WRITTEN EXERCISE → Across the entries below, count the lines in which the word "Erfolg" occurs. Reply with the count alone.

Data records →
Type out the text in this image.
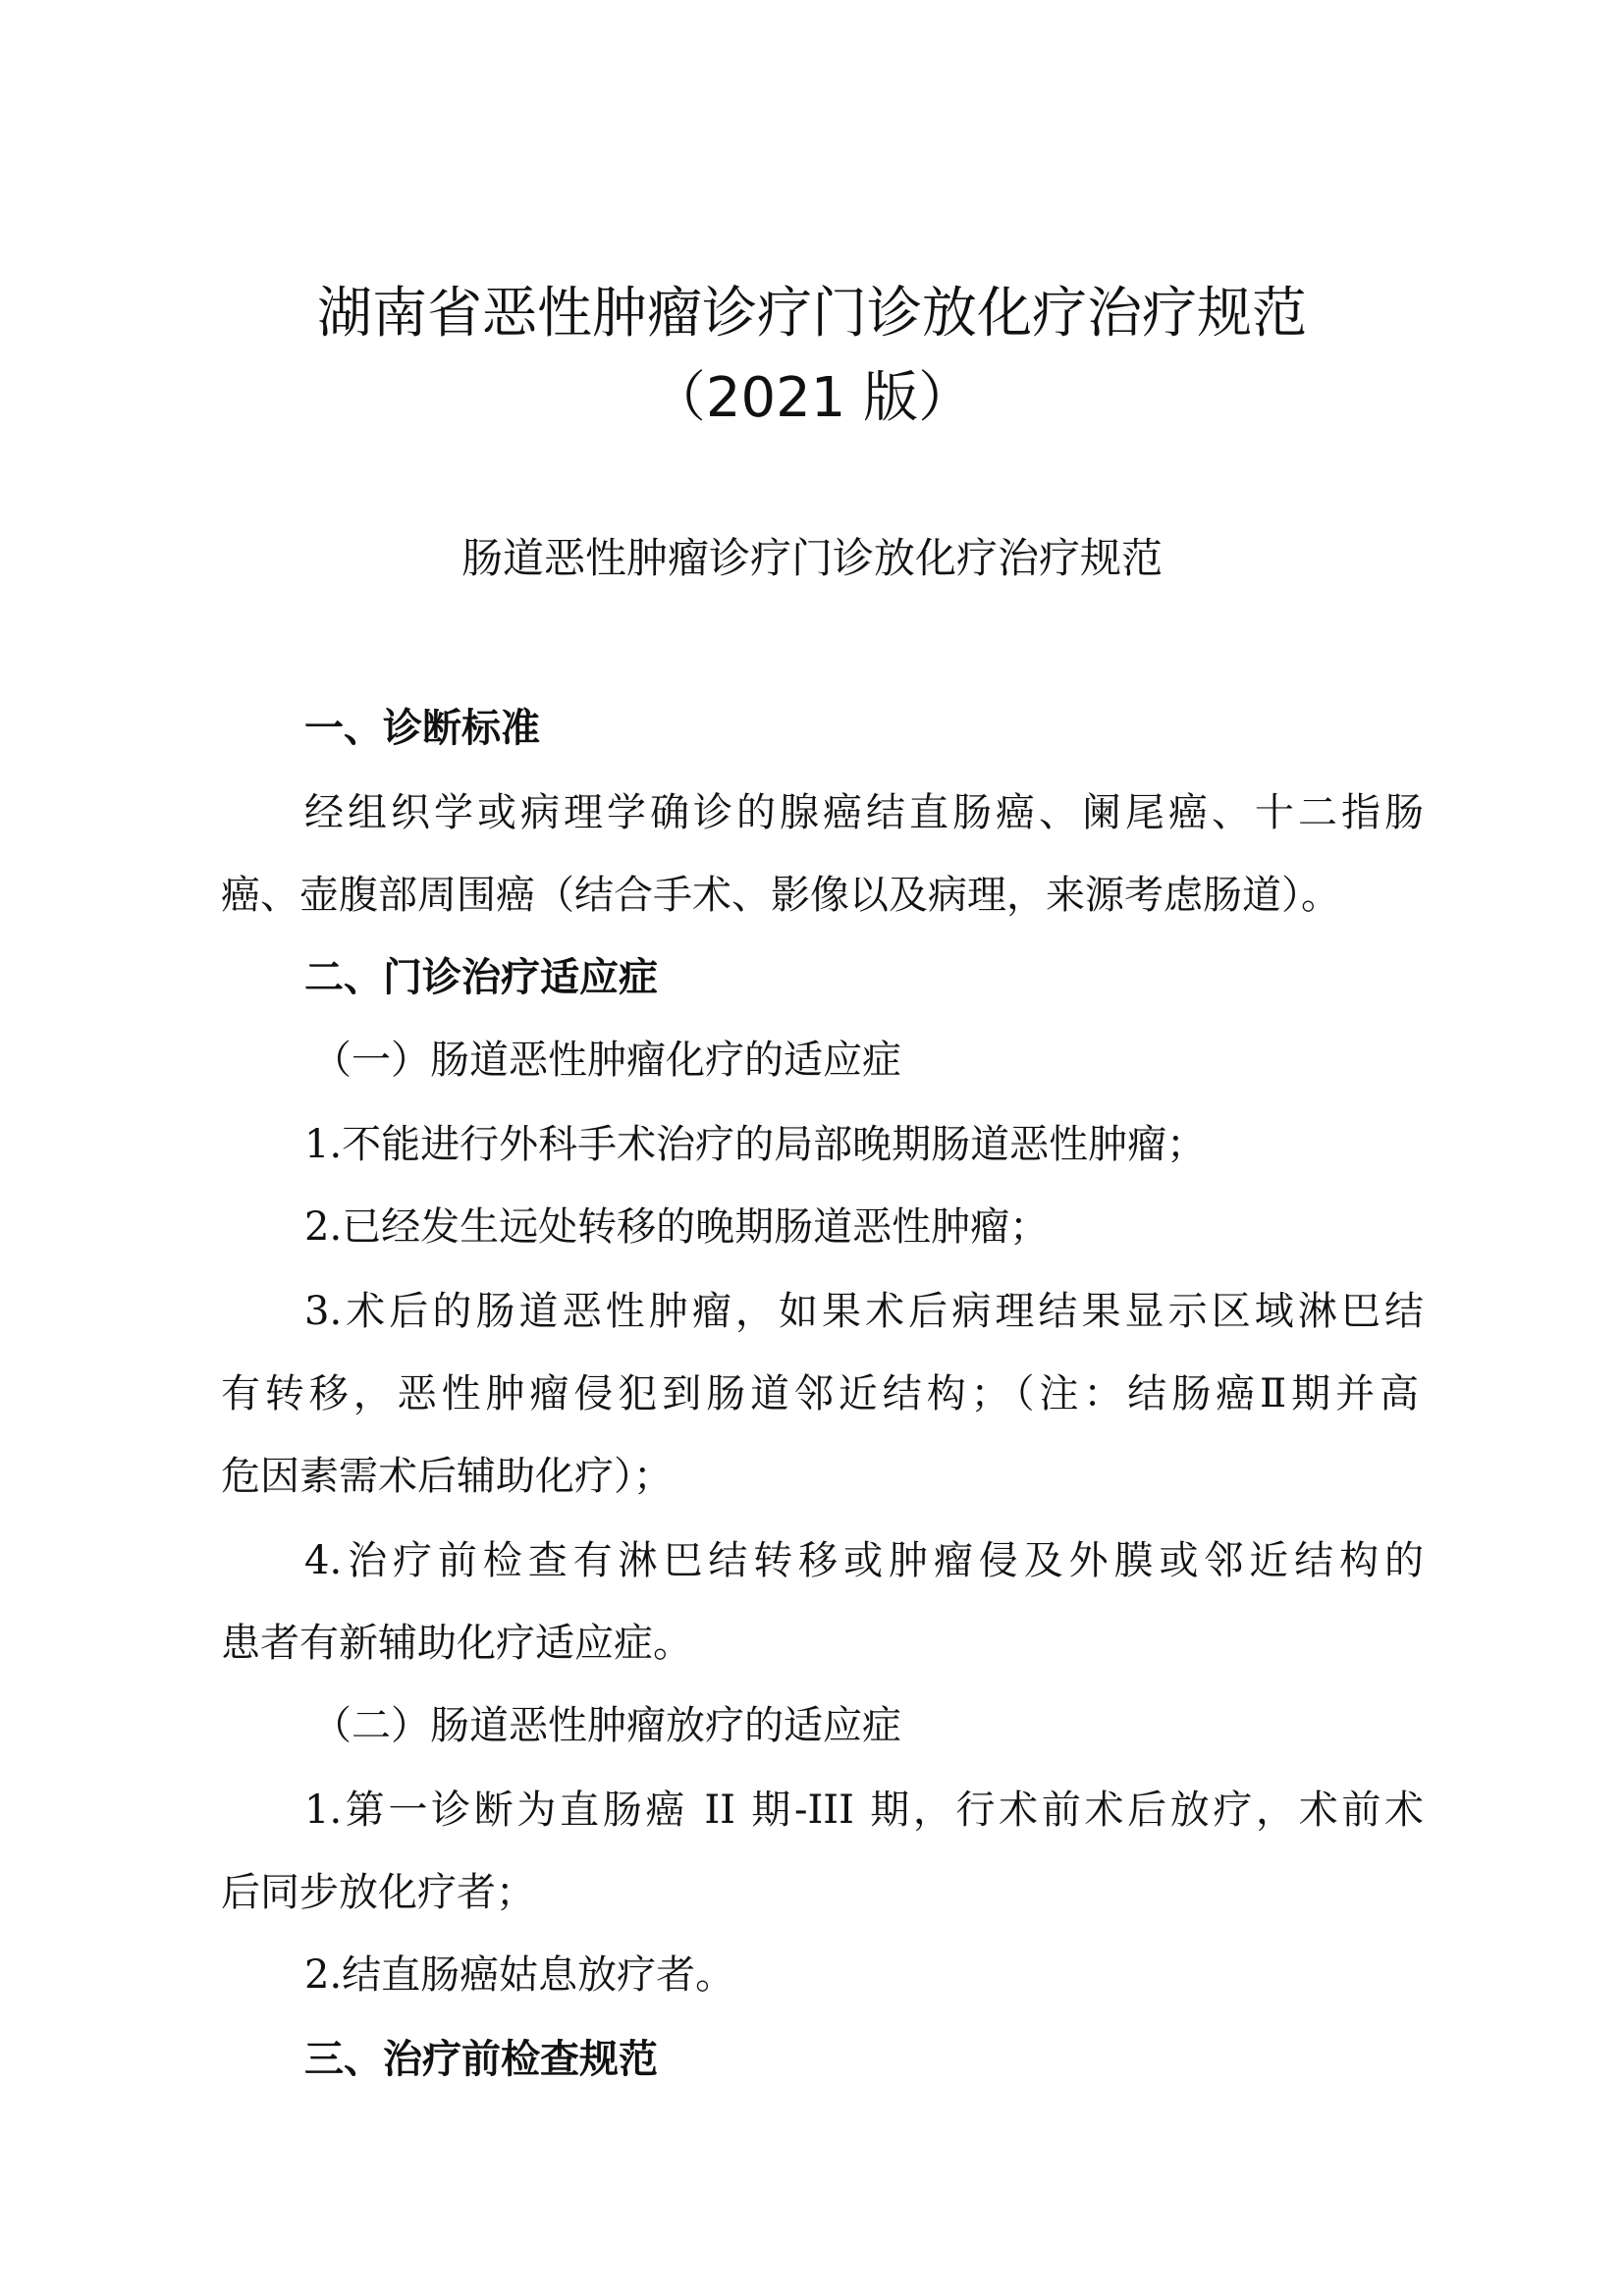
湖南省恶性肿瘤诊疗门诊放化疗治疗规范
（2021 版）
肠道恶性肿瘤诊疗门诊放化疗治疗规范
一、诊断标准
经组织学或病理学确诊的腺癌结直肠癌、阑尾癌、十二指肠
癌、壶腹部周围癌（结合手术、影像以及病理，来源考虑肠道）。
二、门诊治疗适应症
（一）肠道恶性肿瘤化疗的适应症
1.不能进行外科手术治疗的局部晚期肠道恶性肿瘤；
2.已经发生远处转移的晚期肠道恶性肿瘤；
3.术后的肠道恶性肿瘤，如果术后病理结果显示区域淋巴结
有转移，恶性肿瘤侵犯到肠道邻近结构；（注：结肠癌Ⅱ期并高
危因素需术后辅助化疗）；
4.治疗前检查有淋巴结转移或肿瘤侵及外膜或邻近结构的
患者有新辅助化疗适应症。
（二）肠道恶性肿瘤放疗的适应症
1.第一诊断为直肠癌 II 期-III 期，行术前术后放疗，术前术
后同步放化疗者；
2.结直肠癌姑息放疗者。
三、治疗前检查规范
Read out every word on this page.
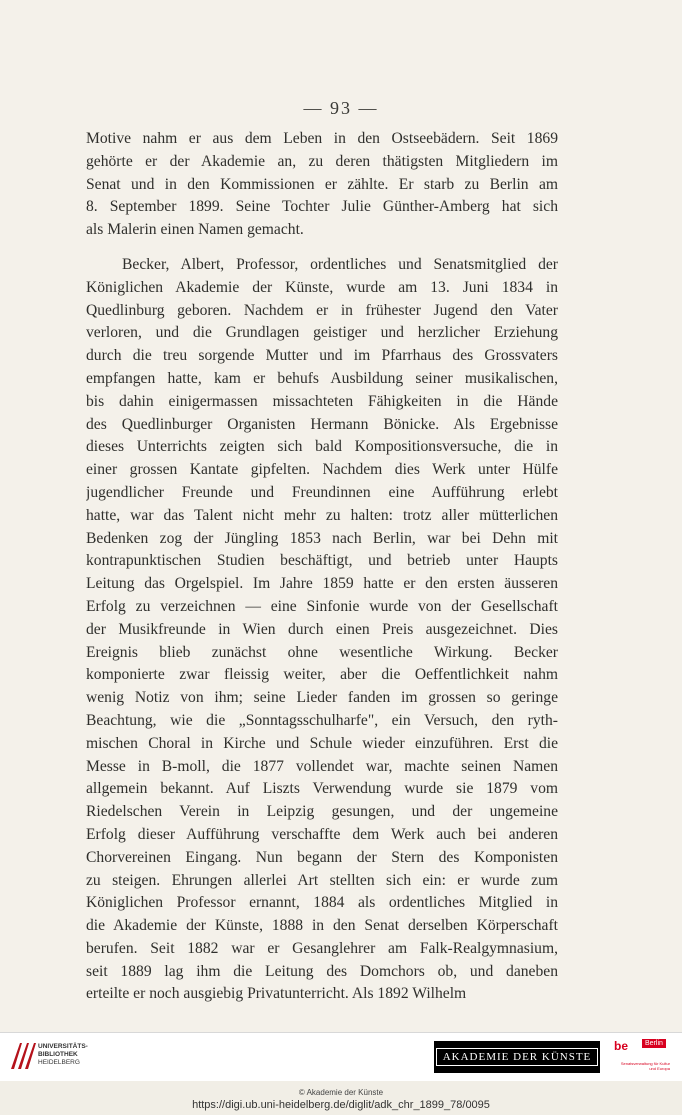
— 93 —
Motive nahm er aus dem Leben in den Ostseebädern. Seit 1869
gehörte er der Akademie an, zu deren thätigsten Mitgliedern im
Senat und in den Kommissionen er zählte. Er starb zu Berlin am
8. September 1899. Seine Tochter Julie Günther-Amberg hat sich
als Malerin einen Namen gemacht.
Becker, Albert, Professor, ordentliches und Senatsmitglied der
Königlichen Akademie der Künste, wurde am 13. Juni 1834 in
Quedlinburg geboren. Nachdem er in frühester Jugend den Vater
verloren, und die Grundlagen geistiger und herzlicher Erziehung
durch die treu sorgende Mutter und im Pfarrhaus des Grossvaters
empfangen hatte, kam er behufs Ausbildung seiner musikalischen,
bis dahin einigermassen missachteten Fähigkeiten in die Hände
des Quedlinburger Organisten Hermann Bönicke. Als Ergebnisse
dieses Unterrichts zeigten sich bald Kompositionsversuche, die in
einer grossen Kantate gipfelten. Nachdem dies Werk unter Hülfe
jugendlicher Freunde und Freundinnen eine Aufführung erlebt
hatte, war das Talent nicht mehr zu halten: trotz aller mütterlichen
Bedenken zog der Jüngling 1853 nach Berlin, war bei Dehn mit
kontrapunktischen Studien beschäftigt, und betrieb unter Haupts
Leitung das Orgelspiel. Im Jahre 1859 hatte er den ersten äusseren
Erfolg zu verzeichnen — eine Sinfonie wurde von der Gesellschaft
der Musikfreunde in Wien durch einen Preis ausgezeichnet. Dies
Ereignis blieb zunächst ohne wesentliche Wirkung. Becker
komponierte zwar fleissig weiter, aber die Oeffentlichkeit nahm
wenig Notiz von ihm; seine Lieder fanden im grossen so geringe
Beachtung, wie die „Sonntagsschulharfe", ein Versuch, den ryth-
mischen Choral in Kirche und Schule wieder einzuführen. Erst die
Messe in B-moll, die 1877 vollendet war, machte seinen Namen
allgemein bekannt. Auf Liszts Verwendung wurde sie 1879 vom
Riedelschen Verein in Leipzig gesungen, und der ungemeine
Erfolg dieser Aufführung verschaffte dem Werk auch bei anderen
Chorvereinen Eingang. Nun begann der Stern des Komponisten
zu steigen. Ehrungen allerlei Art stellten sich ein: er wurde zum
Königlichen Professor ernannt, 1884 als ordentliches Mitglied in
die Akademie der Künste, 1888 in den Senat derselben Körperschaft
berufen. Seit 1882 war er Gesanglehrer am Falk-Realgymnasium,
seit 1889 lag ihm die Leitung des Domchors ob, und daneben
erteilte er noch ausgiebig Privatunterricht. Als 1892 Wilhelm
UNIVERSITÄTS-
BIBLIOTHEK
HEIDELBERG	AKADEMIE DER KÜNSTE
be	Berlin
Senatsverwaltung für Kultur und Europa
© Akademie der Künste
https://digi.ub.uni-heidelberg.de/diglit/adk_chr_1899_78/0095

TASK OUTPUT → 2